• [What the exercise asks]
Work out how many lines of the listing hold the string "name", then answer with that number and nothing else.

• [Provided data]
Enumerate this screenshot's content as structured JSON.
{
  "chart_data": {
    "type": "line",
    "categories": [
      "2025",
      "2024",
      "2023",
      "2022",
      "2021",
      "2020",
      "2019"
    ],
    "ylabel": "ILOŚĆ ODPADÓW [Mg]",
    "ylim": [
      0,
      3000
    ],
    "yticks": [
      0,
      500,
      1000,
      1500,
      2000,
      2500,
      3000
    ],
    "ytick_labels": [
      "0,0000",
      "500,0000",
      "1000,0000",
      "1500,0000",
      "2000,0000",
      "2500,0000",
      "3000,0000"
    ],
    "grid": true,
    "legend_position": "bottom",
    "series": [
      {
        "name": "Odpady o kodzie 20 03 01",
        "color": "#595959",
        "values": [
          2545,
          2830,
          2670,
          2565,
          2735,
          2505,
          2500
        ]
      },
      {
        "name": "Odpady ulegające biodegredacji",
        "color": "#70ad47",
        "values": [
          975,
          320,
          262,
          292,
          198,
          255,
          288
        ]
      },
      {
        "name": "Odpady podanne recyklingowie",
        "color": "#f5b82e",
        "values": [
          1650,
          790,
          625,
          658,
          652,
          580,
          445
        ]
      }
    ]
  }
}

• [Solution below]
3